[Records from a data source]
- - -
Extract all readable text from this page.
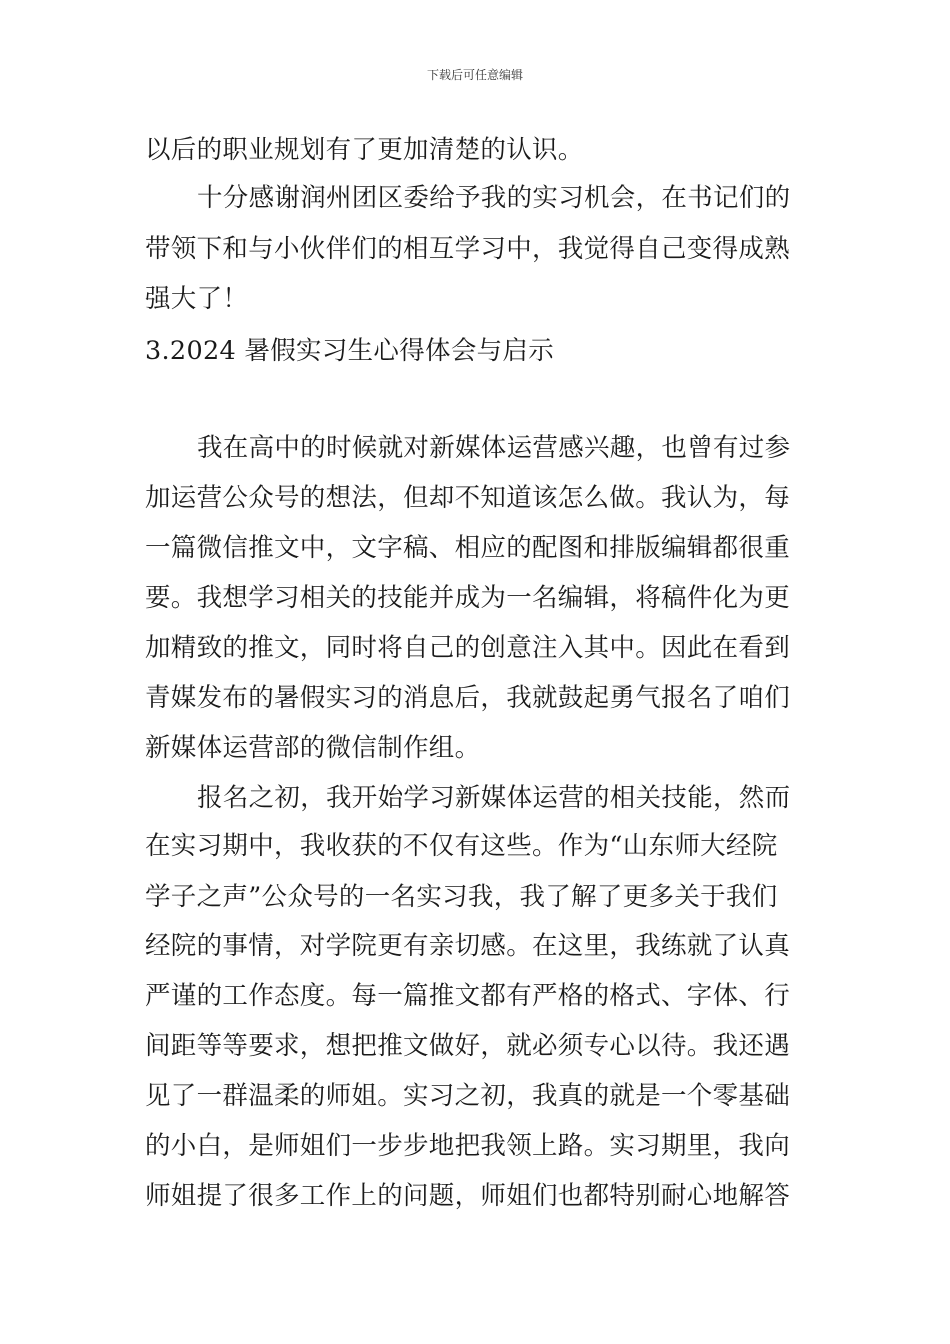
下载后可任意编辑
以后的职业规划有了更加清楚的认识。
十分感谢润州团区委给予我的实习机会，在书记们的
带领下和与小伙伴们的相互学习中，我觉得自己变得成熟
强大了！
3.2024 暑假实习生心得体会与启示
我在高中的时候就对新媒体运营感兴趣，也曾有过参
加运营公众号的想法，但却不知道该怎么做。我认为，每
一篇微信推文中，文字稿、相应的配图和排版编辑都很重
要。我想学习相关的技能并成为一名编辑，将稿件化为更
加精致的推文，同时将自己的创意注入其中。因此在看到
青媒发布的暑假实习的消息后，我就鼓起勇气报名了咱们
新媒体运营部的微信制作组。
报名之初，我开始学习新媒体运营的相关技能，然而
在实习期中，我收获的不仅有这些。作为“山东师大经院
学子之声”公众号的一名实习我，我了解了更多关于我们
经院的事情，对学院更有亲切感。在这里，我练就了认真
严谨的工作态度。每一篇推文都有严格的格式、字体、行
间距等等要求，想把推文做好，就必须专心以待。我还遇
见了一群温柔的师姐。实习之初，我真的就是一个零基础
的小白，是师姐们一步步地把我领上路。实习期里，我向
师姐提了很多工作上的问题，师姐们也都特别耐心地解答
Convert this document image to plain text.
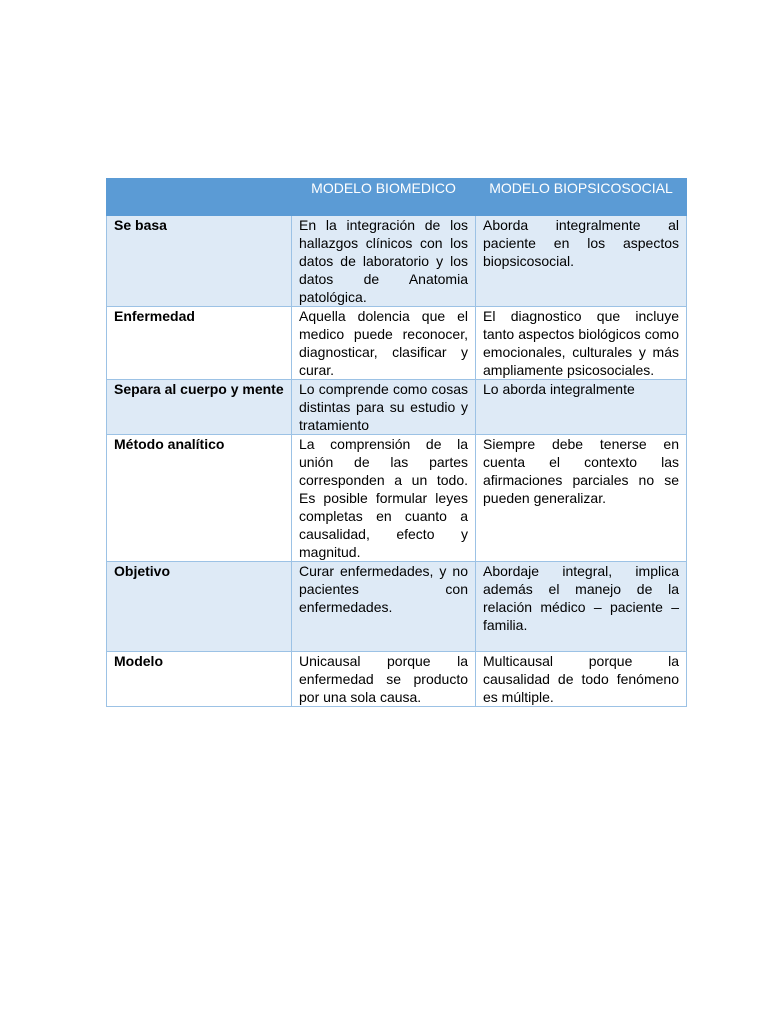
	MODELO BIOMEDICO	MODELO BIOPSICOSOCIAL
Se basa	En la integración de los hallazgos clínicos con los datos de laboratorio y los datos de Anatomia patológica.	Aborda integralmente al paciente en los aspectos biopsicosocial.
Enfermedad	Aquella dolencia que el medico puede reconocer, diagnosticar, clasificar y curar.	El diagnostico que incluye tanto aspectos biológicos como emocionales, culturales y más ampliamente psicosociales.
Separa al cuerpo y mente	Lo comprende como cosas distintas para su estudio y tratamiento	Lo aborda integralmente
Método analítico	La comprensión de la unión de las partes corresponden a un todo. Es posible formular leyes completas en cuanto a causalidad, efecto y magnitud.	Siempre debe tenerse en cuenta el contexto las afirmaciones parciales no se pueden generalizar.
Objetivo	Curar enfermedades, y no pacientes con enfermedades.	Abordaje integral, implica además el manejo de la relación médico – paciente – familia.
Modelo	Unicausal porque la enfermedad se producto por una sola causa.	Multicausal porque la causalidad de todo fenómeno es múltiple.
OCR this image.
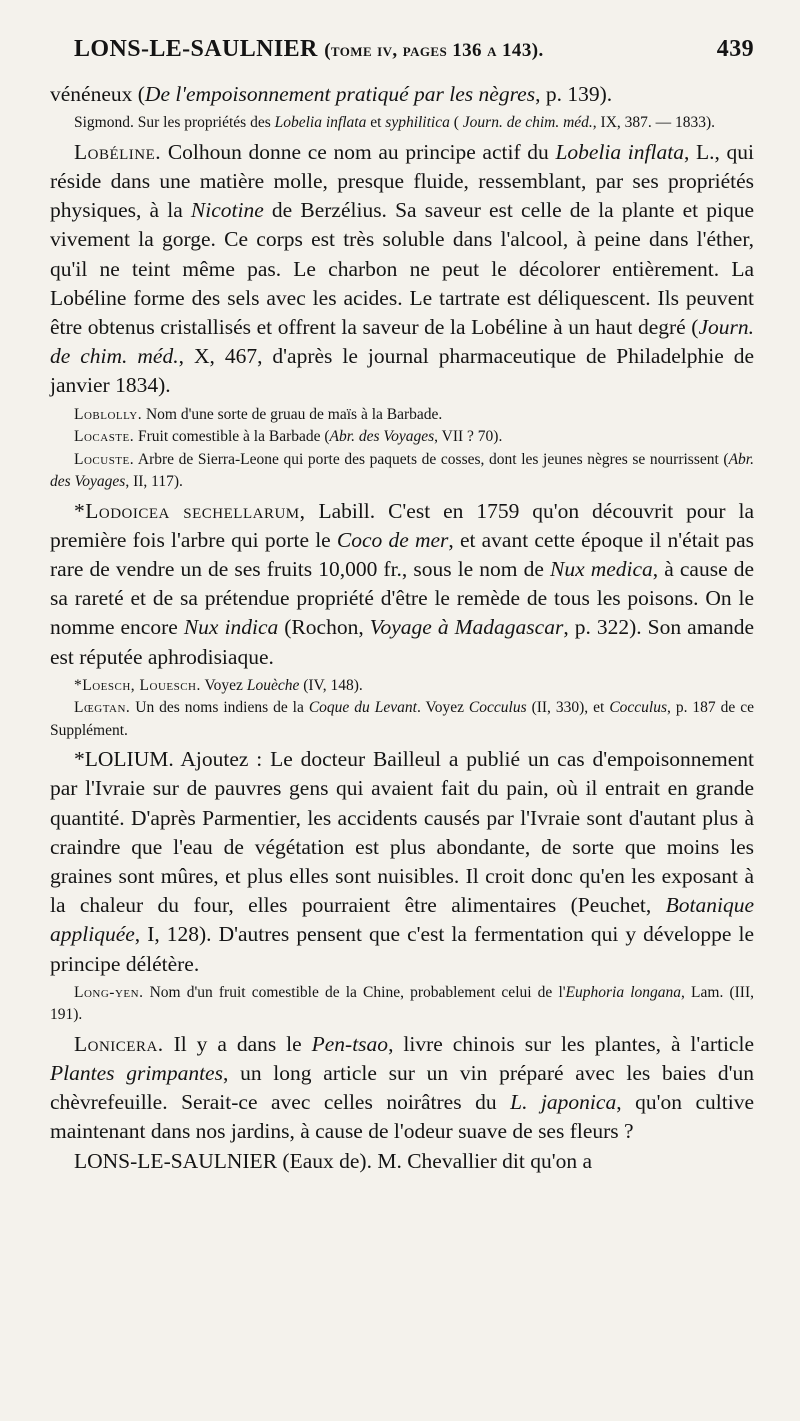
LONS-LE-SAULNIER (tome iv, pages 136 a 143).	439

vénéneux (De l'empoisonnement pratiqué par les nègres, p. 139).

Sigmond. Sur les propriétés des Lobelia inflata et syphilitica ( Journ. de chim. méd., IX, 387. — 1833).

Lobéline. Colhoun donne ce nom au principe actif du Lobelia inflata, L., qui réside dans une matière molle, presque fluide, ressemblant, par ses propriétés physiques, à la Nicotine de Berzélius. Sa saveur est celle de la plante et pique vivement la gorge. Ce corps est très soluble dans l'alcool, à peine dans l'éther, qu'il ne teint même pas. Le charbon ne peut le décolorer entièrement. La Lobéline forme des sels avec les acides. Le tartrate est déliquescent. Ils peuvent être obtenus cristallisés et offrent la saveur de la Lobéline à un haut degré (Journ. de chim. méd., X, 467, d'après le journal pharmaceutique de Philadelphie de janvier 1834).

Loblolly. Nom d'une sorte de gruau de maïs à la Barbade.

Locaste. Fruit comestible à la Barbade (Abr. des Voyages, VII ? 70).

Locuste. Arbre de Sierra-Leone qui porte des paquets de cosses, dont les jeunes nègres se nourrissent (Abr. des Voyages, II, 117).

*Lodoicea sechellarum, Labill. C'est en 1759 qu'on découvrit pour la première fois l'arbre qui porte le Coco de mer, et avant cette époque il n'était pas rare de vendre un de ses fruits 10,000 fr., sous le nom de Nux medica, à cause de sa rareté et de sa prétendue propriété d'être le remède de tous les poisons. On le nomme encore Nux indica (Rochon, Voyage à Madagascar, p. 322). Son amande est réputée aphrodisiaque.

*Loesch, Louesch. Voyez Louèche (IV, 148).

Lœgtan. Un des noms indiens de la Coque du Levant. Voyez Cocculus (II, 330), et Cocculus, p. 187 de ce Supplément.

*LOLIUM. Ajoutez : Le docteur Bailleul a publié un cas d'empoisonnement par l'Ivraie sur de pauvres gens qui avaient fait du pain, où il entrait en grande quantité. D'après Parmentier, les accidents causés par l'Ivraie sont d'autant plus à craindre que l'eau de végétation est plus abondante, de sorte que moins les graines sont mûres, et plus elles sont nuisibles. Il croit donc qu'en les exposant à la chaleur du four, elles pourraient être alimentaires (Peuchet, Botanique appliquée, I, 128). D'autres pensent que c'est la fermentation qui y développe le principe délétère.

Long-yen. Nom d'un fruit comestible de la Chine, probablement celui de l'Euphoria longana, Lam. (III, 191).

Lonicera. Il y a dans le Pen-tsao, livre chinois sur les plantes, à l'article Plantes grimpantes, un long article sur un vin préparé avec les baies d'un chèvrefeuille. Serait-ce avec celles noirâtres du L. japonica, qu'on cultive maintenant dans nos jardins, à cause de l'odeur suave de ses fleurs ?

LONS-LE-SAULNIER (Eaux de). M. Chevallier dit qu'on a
- - -
Copy each line of the records that contains the word "être".

- _SOLUTION FOR THIS EXERCISE_
Lobéline. Colhoun donne ce nom au principe actif du Lobelia inflata, L., qui réside dans une matière molle, presque fluide, ressemblant, par ses propriétés physiques, à la Nicotine de Berzélius. Sa saveur est celle de la plante et pique vivement la gorge. Ce corps est très soluble dans l'alcool, à peine dans l'éther, qu'il ne teint même pas. Le charbon ne peut le décolorer entièrement. La Lobéline forme des sels avec les acides. Le tartrate est déliquescent. Ils peuvent être obtenus cristallisés et offrent la saveur de la Lobéline à un haut degré (Journ. de chim. méd., X, 467, d'après le journal pharmaceutique de Philadelphie de janvier 1834).
*Lodoicea sechellarum, Labill. C'est en 1759 qu'on découvrit pour la première fois l'arbre qui porte le Coco de mer, et avant cette époque il n'était pas rare de vendre un de ses fruits 10,000 fr., sous le nom de Nux medica, à cause de sa rareté et de sa prétendue propriété d'être le remède de tous les poisons. On le nomme encore Nux indica (Rochon, Voyage à Madagascar, p. 322). Son amande est réputée aphrodisiaque.
*LOLIUM. Ajoutez : Le docteur Bailleul a publié un cas d'empoisonnement par l'Ivraie sur de pauvres gens qui avaient fait du pain, où il entrait en grande quantité. D'après Parmentier, les accidents causés par l'Ivraie sont d'autant plus à craindre que l'eau de végétation est plus abondante, de sorte que moins les graines sont mûres, et plus elles sont nuisibles. Il croit donc qu'en les exposant à la chaleur du four, elles pourraient être alimentaires (Peuchet, Botanique appliquée, I, 128). D'autres pensent que c'est la fermentation qui y développe le principe délétère.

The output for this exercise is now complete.